◆ What you should do:
Your reply should be one number: the count of lines holding the word "title".

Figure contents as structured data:
○ ○ ○
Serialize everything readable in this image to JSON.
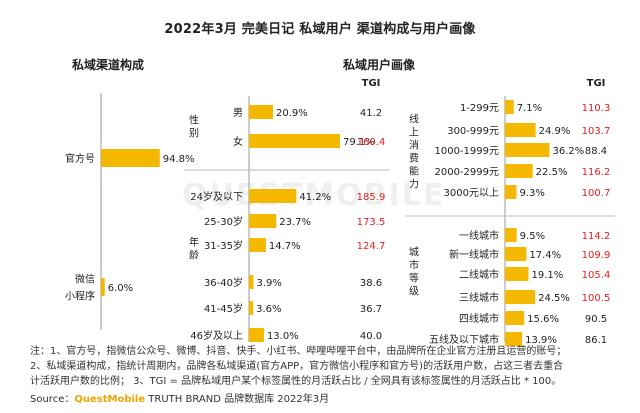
{
  "title": "2022年3月 完美日记 私域用户 渠道构成与用户画像",
  "section_left": "私域渠道构成",
  "section_right": "私域用户画像",
  "watermark": "QUESTMOBILE",
  "notes": [
    "注：1、官方号，指微信公众号、微博、抖音、快手、小红书、哔哩哔哩平台中，由品牌所在企业官方注册且运营的账号；",
    "2、私域渠道构成，指统计周期内，品牌各私域渠道(官方APP，官方微信小程序和官方号)的活跃用户数，占这三者去重合",
    "计活跃用户数的比例；  3、TGI = 品牌私域用户某个标签属性的月活跃占比 / 全网具有该标签属性的月活跃占比 * 100。"
  ],
  "source": {
    "prefix": "Source：",
    "brand": "QuestMobile",
    "suffix": " TRUTH BRAND 品牌数据库 2022年3月"
  },
  "colors": {
    "bar": "#f5b800",
    "tgi_high": "#e02020",
    "tgi_normal": "#222222",
    "axis": "#999999",
    "divider": "#bbbbbb"
  },
  "chart_data": [
    {
      "type": "bar",
      "orientation": "horizontal",
      "title": "私域渠道构成",
      "categories": [
        "官方号",
        "微信小程序"
      ],
      "category_lines": [
        [
          "官方号"
        ],
        [
          "微信",
          "小程序"
        ]
      ],
      "values": [
        94.8,
        6.0
      ],
      "value_labels": [
        "94.8%",
        "6.0%"
      ],
      "unit": "%"
    },
    {
      "type": "bar",
      "orientation": "horizontal",
      "title": "私域用户画像",
      "tgi_header": "TGI",
      "groups": [
        {
          "name": "性别",
          "name_chars": [
            "性",
            "别"
          ],
          "categories": [
            "男",
            "女"
          ],
          "values": [
            20.9,
            79.1
          ],
          "value_labels": [
            "20.9%",
            "79.1%"
          ],
          "tgi": [
            41.2,
            160.4
          ],
          "tgi_labels": [
            "41.2",
            "160.4"
          ]
        },
        {
          "name": "年龄",
          "name_chars": [
            "年",
            "龄"
          ],
          "categories": [
            "24岁及以下",
            "25-30岁",
            "31-35岁",
            "36-40岁",
            "41-45岁",
            "46岁及以上"
          ],
          "values": [
            41.2,
            23.7,
            14.7,
            3.9,
            3.6,
            13.0
          ],
          "value_labels": [
            "41.2%",
            "23.7%",
            "14.7%",
            "3.9%",
            "3.6%",
            "13.0%"
          ],
          "tgi": [
            185.9,
            173.5,
            124.7,
            38.6,
            36.7,
            40.0
          ],
          "tgi_labels": [
            "185.9",
            "173.5",
            "124.7",
            "38.6",
            "36.7",
            "40.0"
          ]
        },
        {
          "name": "线上消费能力",
          "name_chars": [
            "线",
            "上",
            "消",
            "费",
            "能",
            "力"
          ],
          "categories": [
            "1-299元",
            "300-999元",
            "1000-1999元",
            "2000-2999元",
            "3000元以上"
          ],
          "values": [
            7.1,
            24.9,
            36.2,
            22.5,
            9.3
          ],
          "value_labels": [
            "7.1%",
            "24.9%",
            "36.2%",
            "22.5%",
            "9.3%"
          ],
          "tgi": [
            110.3,
            103.7,
            88.4,
            116.2,
            100.7
          ],
          "tgi_labels": [
            "110.3",
            "103.7",
            "88.4",
            "116.2",
            "100.7"
          ]
        },
        {
          "name": "城市等级",
          "name_chars": [
            "城",
            "市",
            "等",
            "级"
          ],
          "categories": [
            "一线城市",
            "新一线城市",
            "二线城市",
            "三线城市",
            "四线城市",
            "五线及以下城市"
          ],
          "values": [
            9.5,
            17.4,
            19.1,
            24.5,
            15.6,
            13.9
          ],
          "value_labels": [
            "9.5%",
            "17.4%",
            "19.1%",
            "24.5%",
            "15.6%",
            "13.9%"
          ],
          "tgi": [
            114.2,
            109.9,
            105.4,
            100.5,
            90.5,
            86.1
          ],
          "tgi_labels": [
            "114.2",
            "109.9",
            "105.4",
            "100.5",
            "90.5",
            "86.1"
          ]
        }
      ]
    }
  ]
}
○ ○ ○
◆ Finished answer:
3